* WHAT TO WORK ON:
Set down all of the entries word for word, omitting the images they contain.

>> START DATA TO PROCESS

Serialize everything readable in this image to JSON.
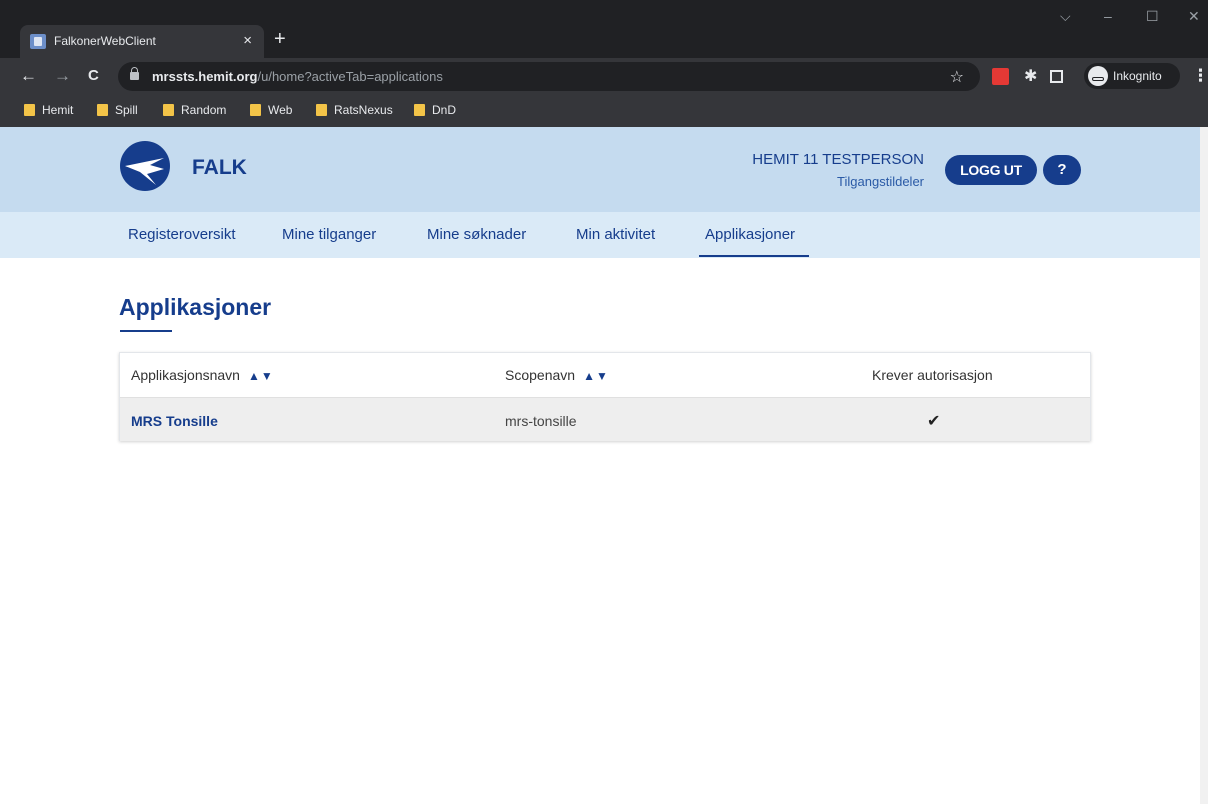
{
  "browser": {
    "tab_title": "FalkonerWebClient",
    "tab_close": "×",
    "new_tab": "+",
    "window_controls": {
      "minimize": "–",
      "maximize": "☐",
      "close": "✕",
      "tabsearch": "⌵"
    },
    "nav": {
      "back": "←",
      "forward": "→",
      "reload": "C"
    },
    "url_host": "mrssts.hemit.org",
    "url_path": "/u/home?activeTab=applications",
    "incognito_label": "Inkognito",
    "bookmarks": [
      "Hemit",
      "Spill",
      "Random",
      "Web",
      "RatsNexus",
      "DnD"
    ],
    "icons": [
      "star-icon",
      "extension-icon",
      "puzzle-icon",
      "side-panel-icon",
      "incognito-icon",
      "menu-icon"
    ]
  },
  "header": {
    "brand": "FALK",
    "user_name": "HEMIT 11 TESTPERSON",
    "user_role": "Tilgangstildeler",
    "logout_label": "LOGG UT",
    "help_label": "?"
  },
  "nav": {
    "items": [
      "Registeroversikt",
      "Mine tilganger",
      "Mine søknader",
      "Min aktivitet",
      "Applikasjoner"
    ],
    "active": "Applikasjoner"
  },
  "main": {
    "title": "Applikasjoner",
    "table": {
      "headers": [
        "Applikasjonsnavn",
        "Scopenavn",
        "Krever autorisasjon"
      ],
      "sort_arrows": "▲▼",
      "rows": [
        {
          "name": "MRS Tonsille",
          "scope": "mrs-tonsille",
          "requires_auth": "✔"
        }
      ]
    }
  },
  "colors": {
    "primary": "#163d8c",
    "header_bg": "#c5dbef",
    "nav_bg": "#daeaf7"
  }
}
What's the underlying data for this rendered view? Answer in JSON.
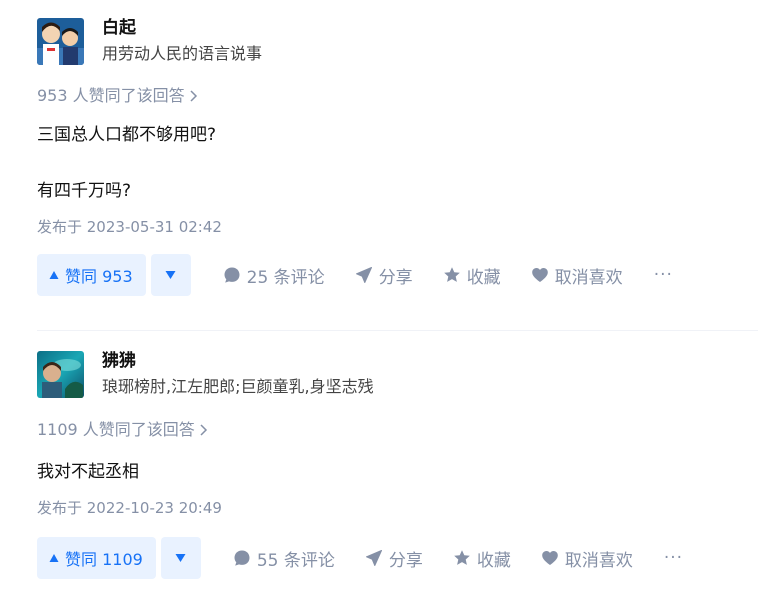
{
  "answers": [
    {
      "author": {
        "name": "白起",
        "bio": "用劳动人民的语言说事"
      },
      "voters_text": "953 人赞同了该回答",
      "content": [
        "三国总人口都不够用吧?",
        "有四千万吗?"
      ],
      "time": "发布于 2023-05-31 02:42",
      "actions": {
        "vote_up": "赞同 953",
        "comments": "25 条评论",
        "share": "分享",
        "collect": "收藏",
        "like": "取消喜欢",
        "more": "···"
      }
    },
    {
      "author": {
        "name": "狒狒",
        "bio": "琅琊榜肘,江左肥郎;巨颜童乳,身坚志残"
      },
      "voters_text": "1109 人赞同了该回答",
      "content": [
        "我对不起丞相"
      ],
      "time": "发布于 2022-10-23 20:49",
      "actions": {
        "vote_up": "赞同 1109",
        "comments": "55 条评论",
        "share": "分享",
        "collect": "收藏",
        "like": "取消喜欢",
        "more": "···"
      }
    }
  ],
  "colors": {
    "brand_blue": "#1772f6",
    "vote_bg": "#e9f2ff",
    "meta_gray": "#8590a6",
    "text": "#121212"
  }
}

>> END DATA TO PROCESS

* COMPLETED TASK:
Serialize everything readable in this image to JSON.
{
  "browser": {
    "tab_title": "FalkonerWebClient",
    "tab_close": "×",
    "new_tab": "+",
    "window_controls": {
      "minimize": "–",
      "maximize": "☐",
      "close": "✕",
      "tabsearch": "⌵"
    },
    "nav": {
      "back": "←",
      "forward": "→",
      "reload": "C"
    },
    "url_host": "mrssts.hemit.org",
    "url_path": "/u/home?activeTab=applications",
    "incognito_label": "Inkognito",
    "bookmarks": [
      "Hemit",
      "Spill",
      "Random",
      "Web",
      "RatsNexus",
      "DnD"
    ],
    "icons": [
      "star-icon",
      "extension-icon",
      "puzzle-icon",
      "side-panel-icon",
      "incognito-icon",
      "menu-icon"
    ]
  },
  "header": {
    "brand": "FALK",
    "user_name": "HEMIT 11 TESTPERSON",
    "user_role": "Tilgangstildeler",
    "logout_label": "LOGG UT",
    "help_label": "?"
  },
  "nav": {
    "items": [
      "Registeroversikt",
      "Mine tilganger",
      "Mine søknader",
      "Min aktivitet",
      "Applikasjoner"
    ],
    "active": "Applikasjoner"
  },
  "main": {
    "title": "Applikasjoner",
    "table": {
      "headers": [
        "Applikasjonsnavn",
        "Scopenavn",
        "Krever autorisasjon"
      ],
      "sort_arrows": "▲▼",
      "rows": [
        {
          "name": "MRS Tonsille",
          "scope": "mrs-tonsille",
          "requires_auth": "✔"
        }
      ]
    }
  },
  "colors": {
    "primary": "#163d8c",
    "header_bg": "#c5dbef",
    "nav_bg": "#daeaf7"
  }
}
What's the underlying data for this rendered view? Answer in JSON.
{
  "answers": [
    {
      "author": {
        "name": "白起",
        "bio": "用劳动人民的语言说事"
      },
      "voters_text": "953 人赞同了该回答",
      "content": [
        "三国总人口都不够用吧?",
        "有四千万吗?"
      ],
      "time": "发布于 2023-05-31 02:42",
      "actions": {
        "vote_up": "赞同 953",
        "comments": "25 条评论",
        "share": "分享",
        "collect": "收藏",
        "like": "取消喜欢",
        "more": "···"
      }
    },
    {
      "author": {
        "name": "狒狒",
        "bio": "琅琊榜肘,江左肥郎;巨颜童乳,身坚志残"
      },
      "voters_text": "1109 人赞同了该回答",
      "content": [
        "我对不起丞相"
      ],
      "time": "发布于 2022-10-23 20:49",
      "actions": {
        "vote_up": "赞同 1109",
        "comments": "55 条评论",
        "share": "分享",
        "collect": "收藏",
        "like": "取消喜欢",
        "more": "···"
      }
    }
  ],
  "colors": {
    "brand_blue": "#1772f6",
    "vote_bg": "#e9f2ff",
    "meta_gray": "#8590a6",
    "text": "#121212"
  }
}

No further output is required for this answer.